WHAT YOU SHOULD DO: Copy out the records in full, word for word, without pictures.

--- START PROVIDED ENTRIES ---

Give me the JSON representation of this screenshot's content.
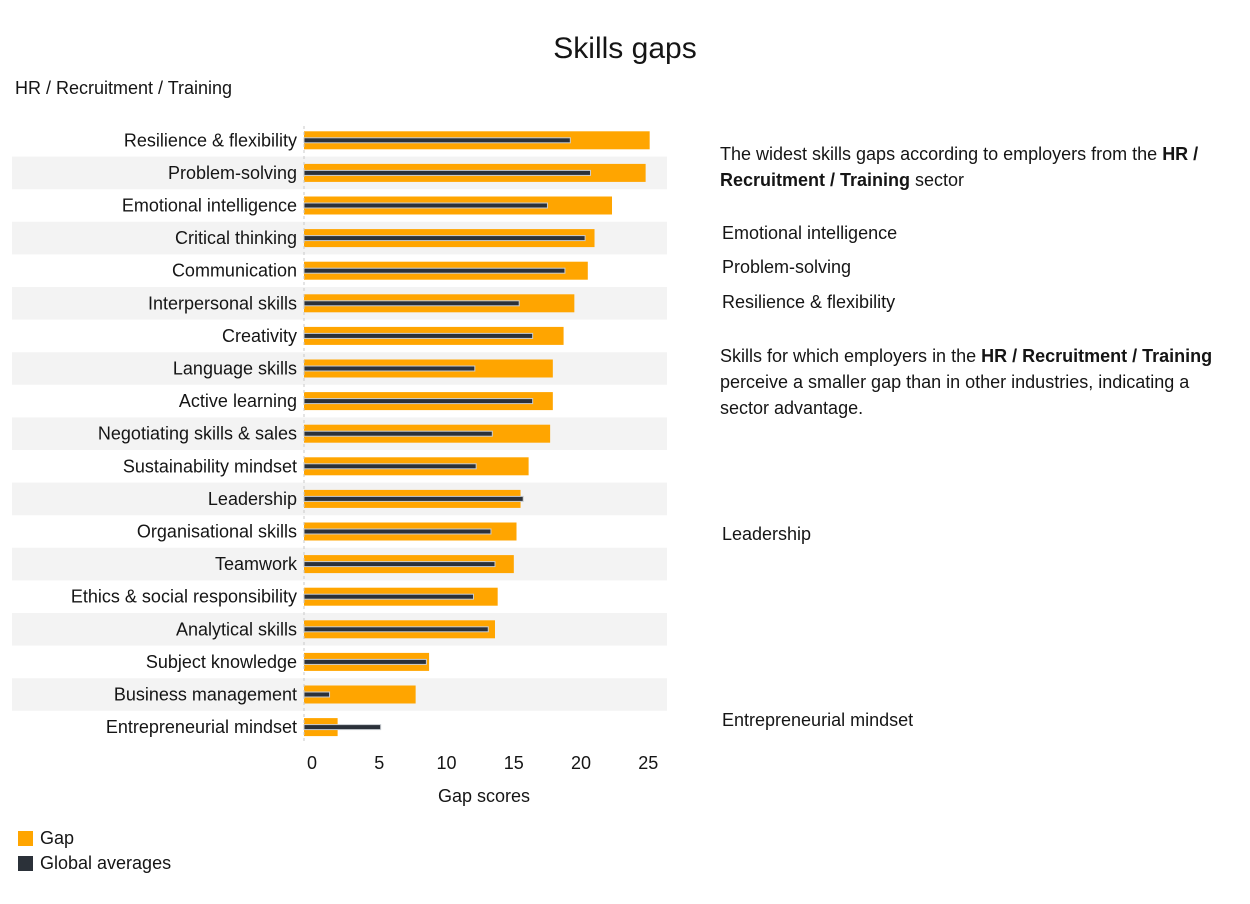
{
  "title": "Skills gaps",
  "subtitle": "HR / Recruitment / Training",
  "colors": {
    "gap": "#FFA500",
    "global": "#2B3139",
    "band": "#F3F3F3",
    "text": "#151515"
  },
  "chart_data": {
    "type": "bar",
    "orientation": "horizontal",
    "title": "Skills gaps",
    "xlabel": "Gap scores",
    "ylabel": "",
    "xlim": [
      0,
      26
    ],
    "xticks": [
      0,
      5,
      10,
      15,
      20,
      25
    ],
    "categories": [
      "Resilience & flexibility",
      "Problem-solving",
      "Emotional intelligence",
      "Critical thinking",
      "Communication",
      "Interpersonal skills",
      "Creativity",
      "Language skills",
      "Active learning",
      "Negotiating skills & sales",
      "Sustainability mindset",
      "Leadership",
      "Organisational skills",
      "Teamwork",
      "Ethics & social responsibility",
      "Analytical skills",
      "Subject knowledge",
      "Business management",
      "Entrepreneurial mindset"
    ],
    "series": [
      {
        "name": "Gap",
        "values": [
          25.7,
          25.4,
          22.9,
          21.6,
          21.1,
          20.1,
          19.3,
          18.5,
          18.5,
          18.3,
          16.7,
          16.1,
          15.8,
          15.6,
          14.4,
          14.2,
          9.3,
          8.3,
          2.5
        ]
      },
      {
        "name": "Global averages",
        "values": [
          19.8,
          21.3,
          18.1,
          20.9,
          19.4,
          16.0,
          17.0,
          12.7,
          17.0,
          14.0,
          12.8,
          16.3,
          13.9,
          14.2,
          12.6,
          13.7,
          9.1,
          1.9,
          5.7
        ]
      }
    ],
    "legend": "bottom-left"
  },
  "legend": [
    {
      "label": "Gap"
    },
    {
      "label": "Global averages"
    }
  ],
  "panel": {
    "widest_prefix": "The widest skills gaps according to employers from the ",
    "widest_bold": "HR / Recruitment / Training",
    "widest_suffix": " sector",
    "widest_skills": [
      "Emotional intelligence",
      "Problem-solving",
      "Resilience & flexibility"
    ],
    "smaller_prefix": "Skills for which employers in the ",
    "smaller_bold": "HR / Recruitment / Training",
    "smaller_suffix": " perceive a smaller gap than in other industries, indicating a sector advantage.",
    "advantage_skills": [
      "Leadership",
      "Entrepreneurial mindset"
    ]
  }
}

--- END PROVIDED ENTRIES ---

COMPLETED TASK:
Give me the JSON representation of this screenshot's content.
{
  "title": "Skills gaps",
  "subtitle": "HR / Recruitment / Training",
  "colors": {
    "gap": "#FFA500",
    "global": "#2B3139",
    "band": "#F3F3F3",
    "text": "#151515"
  },
  "chart_data": {
    "type": "bar",
    "orientation": "horizontal",
    "title": "Skills gaps",
    "xlabel": "Gap scores",
    "ylabel": "",
    "xlim": [
      0,
      26
    ],
    "xticks": [
      0,
      5,
      10,
      15,
      20,
      25
    ],
    "categories": [
      "Resilience & flexibility",
      "Problem-solving",
      "Emotional intelligence",
      "Critical thinking",
      "Communication",
      "Interpersonal skills",
      "Creativity",
      "Language skills",
      "Active learning",
      "Negotiating skills & sales",
      "Sustainability mindset",
      "Leadership",
      "Organisational skills",
      "Teamwork",
      "Ethics & social responsibility",
      "Analytical skills",
      "Subject knowledge",
      "Business management",
      "Entrepreneurial mindset"
    ],
    "series": [
      {
        "name": "Gap",
        "values": [
          25.7,
          25.4,
          22.9,
          21.6,
          21.1,
          20.1,
          19.3,
          18.5,
          18.5,
          18.3,
          16.7,
          16.1,
          15.8,
          15.6,
          14.4,
          14.2,
          9.3,
          8.3,
          2.5
        ]
      },
      {
        "name": "Global averages",
        "values": [
          19.8,
          21.3,
          18.1,
          20.9,
          19.4,
          16.0,
          17.0,
          12.7,
          17.0,
          14.0,
          12.8,
          16.3,
          13.9,
          14.2,
          12.6,
          13.7,
          9.1,
          1.9,
          5.7
        ]
      }
    ],
    "legend": "bottom-left"
  },
  "legend": [
    {
      "label": "Gap"
    },
    {
      "label": "Global averages"
    }
  ],
  "panel": {
    "widest_prefix": "The widest skills gaps according to employers from the ",
    "widest_bold": "HR / Recruitment / Training",
    "widest_suffix": " sector",
    "widest_skills": [
      "Emotional intelligence",
      "Problem-solving",
      "Resilience & flexibility"
    ],
    "smaller_prefix": "Skills for which employers in the ",
    "smaller_bold": "HR / Recruitment / Training",
    "smaller_suffix": " perceive a smaller gap than in other industries, indicating a sector advantage.",
    "advantage_skills": [
      "Leadership",
      "Entrepreneurial mindset"
    ]
  }
}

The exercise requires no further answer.